[Saved data entries]
= = = =
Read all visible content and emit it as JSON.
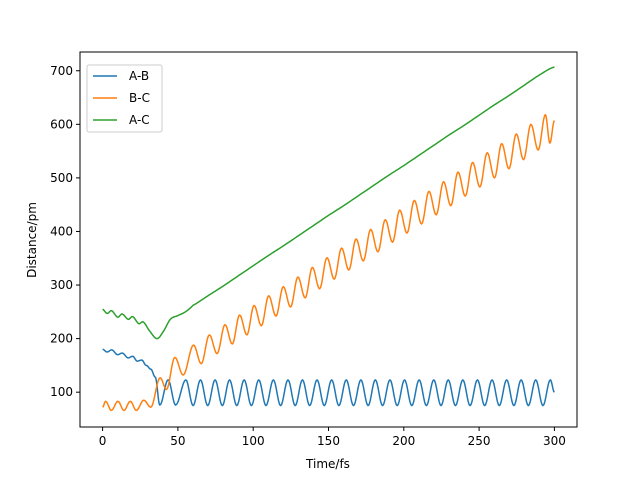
{
  "chart_data": {
    "type": "line",
    "title": "",
    "xlabel": "Time/fs",
    "ylabel": "Distance/pm",
    "xlim": [
      -15,
      315
    ],
    "ylim": [
      35,
      735
    ],
    "xticks": [
      0,
      50,
      100,
      150,
      200,
      250,
      300
    ],
    "yticks": [
      100,
      200,
      300,
      400,
      500,
      600,
      700
    ],
    "grid": false,
    "legend_position": "top-left",
    "series": [
      {
        "name": "A-B",
        "color": "#1f77b4",
        "points": [
          [
            0,
            180
          ],
          [
            3,
            175
          ],
          [
            6,
            179
          ],
          [
            10,
            170
          ],
          [
            13,
            173
          ],
          [
            17,
            164
          ],
          [
            20,
            167
          ],
          [
            23,
            158
          ],
          [
            26,
            160
          ],
          [
            29,
            150
          ],
          [
            32,
            143
          ],
          [
            35,
            128
          ],
          [
            38,
            76
          ],
          [
            43.5,
            123
          ],
          [
            48.5,
            76
          ],
          [
            55.3,
            123
          ],
          [
            60.1,
            75
          ],
          [
            65.0,
            123
          ],
          [
            69.8,
            75
          ],
          [
            74.7,
            123
          ],
          [
            79.5,
            75
          ],
          [
            84.3,
            123
          ],
          [
            89.1,
            75
          ],
          [
            94.0,
            123
          ],
          [
            98.8,
            75
          ],
          [
            103.7,
            123
          ],
          [
            108.5,
            75
          ],
          [
            113.4,
            123
          ],
          [
            118.2,
            75
          ],
          [
            123.1,
            123
          ],
          [
            127.9,
            75
          ],
          [
            132.7,
            123
          ],
          [
            137.5,
            75
          ],
          [
            142.4,
            123
          ],
          [
            147.2,
            75
          ],
          [
            152.1,
            123
          ],
          [
            156.9,
            75
          ],
          [
            161.8,
            123
          ],
          [
            166.6,
            75
          ],
          [
            171.5,
            123
          ],
          [
            176.3,
            75
          ],
          [
            181.1,
            123
          ],
          [
            185.9,
            75
          ],
          [
            190.8,
            123
          ],
          [
            195.6,
            75
          ],
          [
            200.5,
            123
          ],
          [
            205.3,
            75
          ],
          [
            210.2,
            123
          ],
          [
            215.0,
            75
          ],
          [
            219.9,
            123
          ],
          [
            224.7,
            75
          ],
          [
            229.5,
            123
          ],
          [
            234.3,
            75
          ],
          [
            239.2,
            123
          ],
          [
            244.0,
            75
          ],
          [
            248.9,
            123
          ],
          [
            253.7,
            75
          ],
          [
            258.6,
            123
          ],
          [
            263.4,
            75
          ],
          [
            268.3,
            123
          ],
          [
            273.1,
            75
          ],
          [
            277.9,
            123
          ],
          [
            282.7,
            75
          ],
          [
            287.6,
            123
          ],
          [
            292.4,
            75
          ],
          [
            297.3,
            123
          ],
          [
            300,
            100
          ]
        ]
      },
      {
        "name": "B-C",
        "color": "#ff7f0e",
        "points": [
          [
            0,
            72
          ],
          [
            2,
            83
          ],
          [
            5.8,
            66
          ],
          [
            10.2,
            83
          ],
          [
            14.2,
            66
          ],
          [
            18.4,
            83
          ],
          [
            22.4,
            66
          ],
          [
            27.3,
            85
          ],
          [
            32,
            72
          ],
          [
            38.2,
            127
          ],
          [
            42.4,
            105
          ],
          [
            48,
            165
          ],
          [
            53.5,
            132
          ],
          [
            60.4,
            188
          ],
          [
            65.5,
            153
          ],
          [
            70.9,
            207
          ],
          [
            76,
            172
          ],
          [
            81.3,
            226
          ],
          [
            86.1,
            190
          ],
          [
            91.0,
            244
          ],
          [
            95.8,
            207
          ],
          [
            100.6,
            262
          ],
          [
            105.4,
            224
          ],
          [
            110.3,
            280
          ],
          [
            115.1,
            242
          ],
          [
            120.0,
            297
          ],
          [
            124.8,
            259
          ],
          [
            129.7,
            315
          ],
          [
            134.5,
            276
          ],
          [
            139.3,
            333
          ],
          [
            144.1,
            293
          ],
          [
            149.0,
            351
          ],
          [
            153.8,
            311
          ],
          [
            158.7,
            369
          ],
          [
            163.5,
            328
          ],
          [
            168.3,
            386
          ],
          [
            173.1,
            345
          ],
          [
            178.0,
            404
          ],
          [
            182.8,
            362
          ],
          [
            187.7,
            422
          ],
          [
            192.5,
            380
          ],
          [
            197.3,
            440
          ],
          [
            202.1,
            397
          ],
          [
            207.0,
            458
          ],
          [
            211.8,
            414
          ],
          [
            216.7,
            475
          ],
          [
            221.5,
            431
          ],
          [
            226.4,
            493
          ],
          [
            231.2,
            448
          ],
          [
            236.0,
            511
          ],
          [
            240.8,
            466
          ],
          [
            245.7,
            529
          ],
          [
            250.5,
            483
          ],
          [
            255.4,
            547
          ],
          [
            260.2,
            500
          ],
          [
            265.0,
            564
          ],
          [
            269.8,
            517
          ],
          [
            274.7,
            582
          ],
          [
            279.5,
            534
          ],
          [
            284.4,
            600
          ],
          [
            289.2,
            552
          ],
          [
            294.0,
            618
          ],
          [
            297.0,
            565
          ],
          [
            300,
            607
          ]
        ]
      },
      {
        "name": "A-C",
        "color": "#2ca02c",
        "points": [
          [
            0,
            255
          ],
          [
            3,
            247
          ],
          [
            6,
            252
          ],
          [
            10,
            240
          ],
          [
            13,
            246
          ],
          [
            17,
            236
          ],
          [
            20,
            241
          ],
          [
            24,
            228
          ],
          [
            27,
            231
          ],
          [
            31,
            215
          ],
          [
            36,
            200
          ],
          [
            40,
            212
          ],
          [
            45,
            236
          ],
          [
            50,
            243
          ],
          [
            55,
            250
          ],
          [
            60,
            262
          ],
          [
            70,
            280
          ],
          [
            80,
            298
          ],
          [
            90,
            317
          ],
          [
            100,
            336
          ],
          [
            110,
            355
          ],
          [
            120,
            373
          ],
          [
            130,
            392
          ],
          [
            140,
            411
          ],
          [
            150,
            430
          ],
          [
            160,
            448
          ],
          [
            170,
            467
          ],
          [
            180,
            486
          ],
          [
            190,
            505
          ],
          [
            200,
            523
          ],
          [
            210,
            542
          ],
          [
            220,
            561
          ],
          [
            230,
            580
          ],
          [
            240,
            598
          ],
          [
            250,
            617
          ],
          [
            260,
            636
          ],
          [
            270,
            654
          ],
          [
            280,
            673
          ],
          [
            290,
            692
          ],
          [
            300,
            707
          ]
        ]
      }
    ]
  }
}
= = = =
## WHAT IS BEING ASKED
Copy out the data above exactly, except the pictures.

## PROBLEM SOLUTION
Read all visible content and emit it as JSON.
{
  "chart_data": {
    "type": "line",
    "title": "",
    "xlabel": "Time/fs",
    "ylabel": "Distance/pm",
    "xlim": [
      -15,
      315
    ],
    "ylim": [
      35,
      735
    ],
    "xticks": [
      0,
      50,
      100,
      150,
      200,
      250,
      300
    ],
    "yticks": [
      100,
      200,
      300,
      400,
      500,
      600,
      700
    ],
    "grid": false,
    "legend_position": "top-left",
    "series": [
      {
        "name": "A-B",
        "color": "#1f77b4",
        "points": [
          [
            0,
            180
          ],
          [
            3,
            175
          ],
          [
            6,
            179
          ],
          [
            10,
            170
          ],
          [
            13,
            173
          ],
          [
            17,
            164
          ],
          [
            20,
            167
          ],
          [
            23,
            158
          ],
          [
            26,
            160
          ],
          [
            29,
            150
          ],
          [
            32,
            143
          ],
          [
            35,
            128
          ],
          [
            38,
            76
          ],
          [
            43.5,
            123
          ],
          [
            48.5,
            76
          ],
          [
            55.3,
            123
          ],
          [
            60.1,
            75
          ],
          [
            65.0,
            123
          ],
          [
            69.8,
            75
          ],
          [
            74.7,
            123
          ],
          [
            79.5,
            75
          ],
          [
            84.3,
            123
          ],
          [
            89.1,
            75
          ],
          [
            94.0,
            123
          ],
          [
            98.8,
            75
          ],
          [
            103.7,
            123
          ],
          [
            108.5,
            75
          ],
          [
            113.4,
            123
          ],
          [
            118.2,
            75
          ],
          [
            123.1,
            123
          ],
          [
            127.9,
            75
          ],
          [
            132.7,
            123
          ],
          [
            137.5,
            75
          ],
          [
            142.4,
            123
          ],
          [
            147.2,
            75
          ],
          [
            152.1,
            123
          ],
          [
            156.9,
            75
          ],
          [
            161.8,
            123
          ],
          [
            166.6,
            75
          ],
          [
            171.5,
            123
          ],
          [
            176.3,
            75
          ],
          [
            181.1,
            123
          ],
          [
            185.9,
            75
          ],
          [
            190.8,
            123
          ],
          [
            195.6,
            75
          ],
          [
            200.5,
            123
          ],
          [
            205.3,
            75
          ],
          [
            210.2,
            123
          ],
          [
            215.0,
            75
          ],
          [
            219.9,
            123
          ],
          [
            224.7,
            75
          ],
          [
            229.5,
            123
          ],
          [
            234.3,
            75
          ],
          [
            239.2,
            123
          ],
          [
            244.0,
            75
          ],
          [
            248.9,
            123
          ],
          [
            253.7,
            75
          ],
          [
            258.6,
            123
          ],
          [
            263.4,
            75
          ],
          [
            268.3,
            123
          ],
          [
            273.1,
            75
          ],
          [
            277.9,
            123
          ],
          [
            282.7,
            75
          ],
          [
            287.6,
            123
          ],
          [
            292.4,
            75
          ],
          [
            297.3,
            123
          ],
          [
            300,
            100
          ]
        ]
      },
      {
        "name": "B-C",
        "color": "#ff7f0e",
        "points": [
          [
            0,
            72
          ],
          [
            2,
            83
          ],
          [
            5.8,
            66
          ],
          [
            10.2,
            83
          ],
          [
            14.2,
            66
          ],
          [
            18.4,
            83
          ],
          [
            22.4,
            66
          ],
          [
            27.3,
            85
          ],
          [
            32,
            72
          ],
          [
            38.2,
            127
          ],
          [
            42.4,
            105
          ],
          [
            48,
            165
          ],
          [
            53.5,
            132
          ],
          [
            60.4,
            188
          ],
          [
            65.5,
            153
          ],
          [
            70.9,
            207
          ],
          [
            76,
            172
          ],
          [
            81.3,
            226
          ],
          [
            86.1,
            190
          ],
          [
            91.0,
            244
          ],
          [
            95.8,
            207
          ],
          [
            100.6,
            262
          ],
          [
            105.4,
            224
          ],
          [
            110.3,
            280
          ],
          [
            115.1,
            242
          ],
          [
            120.0,
            297
          ],
          [
            124.8,
            259
          ],
          [
            129.7,
            315
          ],
          [
            134.5,
            276
          ],
          [
            139.3,
            333
          ],
          [
            144.1,
            293
          ],
          [
            149.0,
            351
          ],
          [
            153.8,
            311
          ],
          [
            158.7,
            369
          ],
          [
            163.5,
            328
          ],
          [
            168.3,
            386
          ],
          [
            173.1,
            345
          ],
          [
            178.0,
            404
          ],
          [
            182.8,
            362
          ],
          [
            187.7,
            422
          ],
          [
            192.5,
            380
          ],
          [
            197.3,
            440
          ],
          [
            202.1,
            397
          ],
          [
            207.0,
            458
          ],
          [
            211.8,
            414
          ],
          [
            216.7,
            475
          ],
          [
            221.5,
            431
          ],
          [
            226.4,
            493
          ],
          [
            231.2,
            448
          ],
          [
            236.0,
            511
          ],
          [
            240.8,
            466
          ],
          [
            245.7,
            529
          ],
          [
            250.5,
            483
          ],
          [
            255.4,
            547
          ],
          [
            260.2,
            500
          ],
          [
            265.0,
            564
          ],
          [
            269.8,
            517
          ],
          [
            274.7,
            582
          ],
          [
            279.5,
            534
          ],
          [
            284.4,
            600
          ],
          [
            289.2,
            552
          ],
          [
            294.0,
            618
          ],
          [
            297.0,
            565
          ],
          [
            300,
            607
          ]
        ]
      },
      {
        "name": "A-C",
        "color": "#2ca02c",
        "points": [
          [
            0,
            255
          ],
          [
            3,
            247
          ],
          [
            6,
            252
          ],
          [
            10,
            240
          ],
          [
            13,
            246
          ],
          [
            17,
            236
          ],
          [
            20,
            241
          ],
          [
            24,
            228
          ],
          [
            27,
            231
          ],
          [
            31,
            215
          ],
          [
            36,
            200
          ],
          [
            40,
            212
          ],
          [
            45,
            236
          ],
          [
            50,
            243
          ],
          [
            55,
            250
          ],
          [
            60,
            262
          ],
          [
            70,
            280
          ],
          [
            80,
            298
          ],
          [
            90,
            317
          ],
          [
            100,
            336
          ],
          [
            110,
            355
          ],
          [
            120,
            373
          ],
          [
            130,
            392
          ],
          [
            140,
            411
          ],
          [
            150,
            430
          ],
          [
            160,
            448
          ],
          [
            170,
            467
          ],
          [
            180,
            486
          ],
          [
            190,
            505
          ],
          [
            200,
            523
          ],
          [
            210,
            542
          ],
          [
            220,
            561
          ],
          [
            230,
            580
          ],
          [
            240,
            598
          ],
          [
            250,
            617
          ],
          [
            260,
            636
          ],
          [
            270,
            654
          ],
          [
            280,
            673
          ],
          [
            290,
            692
          ],
          [
            300,
            707
          ]
        ]
      }
    ]
  }
}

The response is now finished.